▶ _Excerto selecionado_
No tempo em que ainda havia heróis

Pedro Correia, 22.02.11

 

Winston Spencer Churchill, filho de um aristocrata inglês e de uma beldade norte-americana, recebeu notas medíocres como estudante e jamais foi tratado com afecto pelo pai, um indivíduo propenso a depressões. Tinha todos os requisitos para ser considerado uma "criança problemática", de acordo com um jargão agora muito em voga, mas foi o mais bem sucedido político britânico de todos os tempos.

Era, simultaneamente, um homem de reflexão e um homem de acção. Escreveu excelentes obras, como The World Crisis (1923/27) e Aftermath (1929). Os seis volumes das suas memórias sobre a II Guerra Mundial - na qual foi um dos grandes protagonistas -, concluídos em 1951, tinham vendido mais de seis milhões de exemplares só em língua inglesa dois anos mais tarde, quando recebeu o Prémio Nobel da Literatura. Pintou mais de 500 quadros - "mais do que muitos pintores chegaram a pintar em toda a vida", como acentua Paul Johnson nesta sucinta biografia do homem que foi deputado durante 55 anos, ministro (do Interior, da Marinha, das Colónias e das Finanças) durante 31 e primeiro-ministro - em dois mandatos - durante quase nove.

▶ _Extrato de dados_
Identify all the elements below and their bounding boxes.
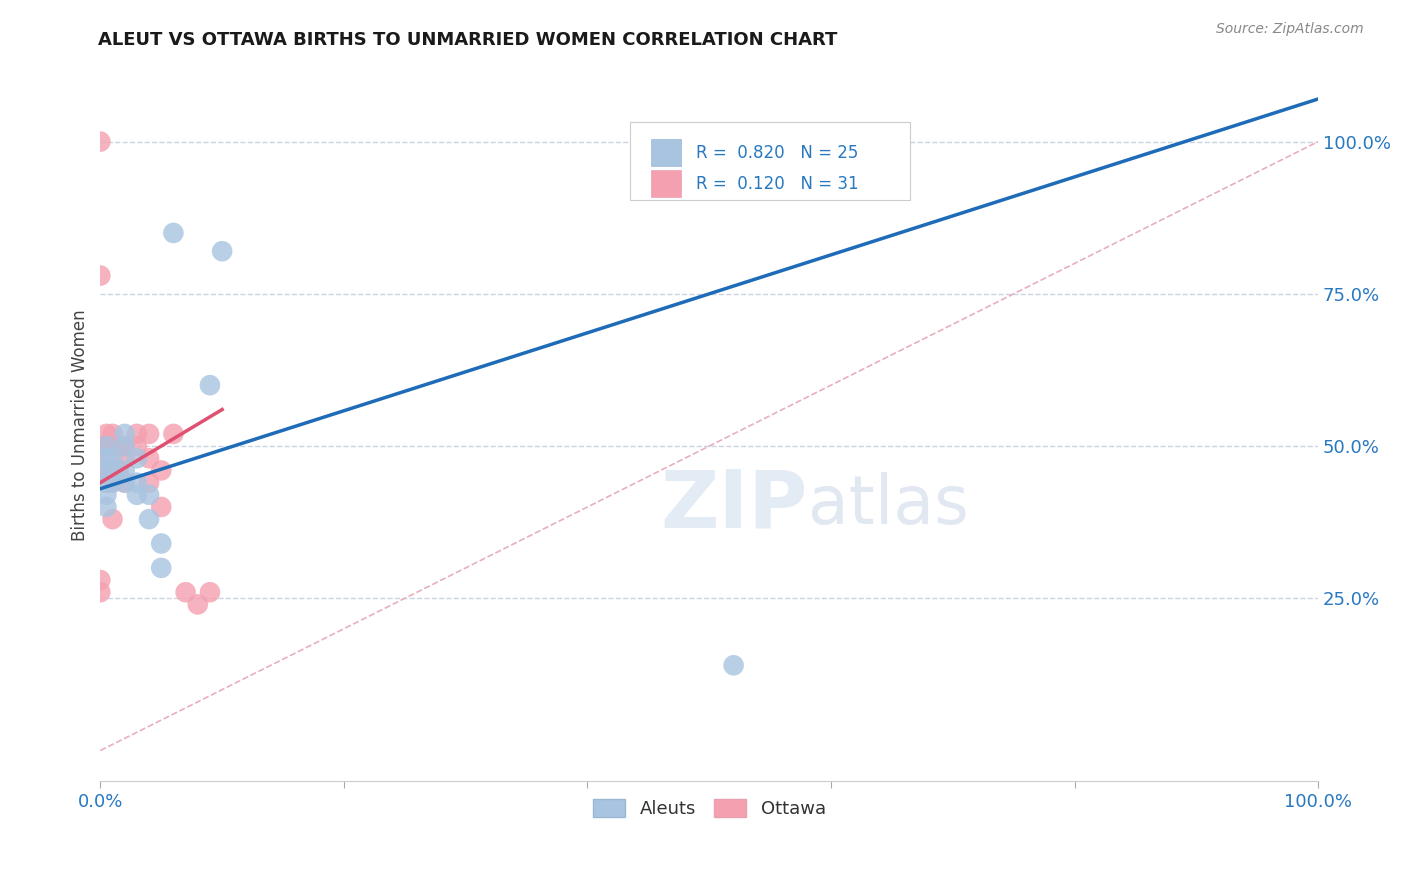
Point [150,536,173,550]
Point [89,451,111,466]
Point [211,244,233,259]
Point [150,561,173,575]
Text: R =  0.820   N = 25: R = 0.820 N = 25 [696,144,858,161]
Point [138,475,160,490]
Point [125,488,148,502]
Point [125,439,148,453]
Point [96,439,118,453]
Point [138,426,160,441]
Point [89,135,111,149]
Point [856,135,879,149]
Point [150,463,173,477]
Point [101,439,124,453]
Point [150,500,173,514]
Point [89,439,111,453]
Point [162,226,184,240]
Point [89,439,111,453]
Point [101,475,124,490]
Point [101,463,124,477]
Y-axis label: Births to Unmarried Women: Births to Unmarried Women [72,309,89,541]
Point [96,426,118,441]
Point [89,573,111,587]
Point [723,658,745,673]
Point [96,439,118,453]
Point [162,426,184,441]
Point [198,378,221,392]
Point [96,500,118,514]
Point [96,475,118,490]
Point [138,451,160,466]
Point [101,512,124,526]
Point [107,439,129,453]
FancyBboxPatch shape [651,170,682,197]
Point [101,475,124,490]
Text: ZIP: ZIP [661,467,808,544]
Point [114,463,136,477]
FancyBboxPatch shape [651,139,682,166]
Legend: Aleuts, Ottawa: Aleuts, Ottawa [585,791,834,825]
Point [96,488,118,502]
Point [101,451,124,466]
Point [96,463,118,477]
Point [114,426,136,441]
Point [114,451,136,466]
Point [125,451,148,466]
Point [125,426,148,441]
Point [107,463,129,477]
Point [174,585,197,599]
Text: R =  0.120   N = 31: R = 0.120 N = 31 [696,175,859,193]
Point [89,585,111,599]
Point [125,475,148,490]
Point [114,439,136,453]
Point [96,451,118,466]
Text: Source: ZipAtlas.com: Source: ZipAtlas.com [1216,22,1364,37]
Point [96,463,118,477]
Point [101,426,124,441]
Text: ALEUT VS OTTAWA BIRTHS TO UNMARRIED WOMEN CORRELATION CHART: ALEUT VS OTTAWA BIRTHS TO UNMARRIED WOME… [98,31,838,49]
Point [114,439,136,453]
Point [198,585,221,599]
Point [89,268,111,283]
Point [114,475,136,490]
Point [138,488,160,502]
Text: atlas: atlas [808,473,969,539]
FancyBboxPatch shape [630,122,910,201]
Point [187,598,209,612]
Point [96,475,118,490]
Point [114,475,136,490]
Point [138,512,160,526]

▶ _Tarefas a realizar_
1. Responda às perguntas seguintes com base no texto sobre Churchill.
(a) Em que ano foi publicada a obra Aftermath?
(b) Quantos quadros pintou Churchill?
(c) Durante quantos anos foi deputado?
2. Extraia do texto sobre Churchill o trecho que começa nas palavras "Pedro Correia, 22.02.11" e termina depois das palavras "todos os tempos.", sem alterar nada.
3. Indique todas as pastas que Churchill ocupou como ministro, segundo o texto sobre Churchill.

▶ _Respostas esperadas_
1.
(a) Em 1929.
(b) Mais de 500 quadros.
(c) Durante 55 anos.

2.
Pedro Correia, 22.02.11

 

Winston Spencer Churchill, filho de um aristocrata inglês e de uma beldade norte-americana, recebeu notas medíocres como estudante e jamais foi tratado com afecto pelo pai, um indivíduo propenso a depressões. Tinha todos os requisitos para ser considerado uma "criança problemática", de acordo com um jargão agora muito em voga, mas foi o mais bem sucedido político britânico de todos os tempos.

3. Interior, Marinha, Colónias e Finanças.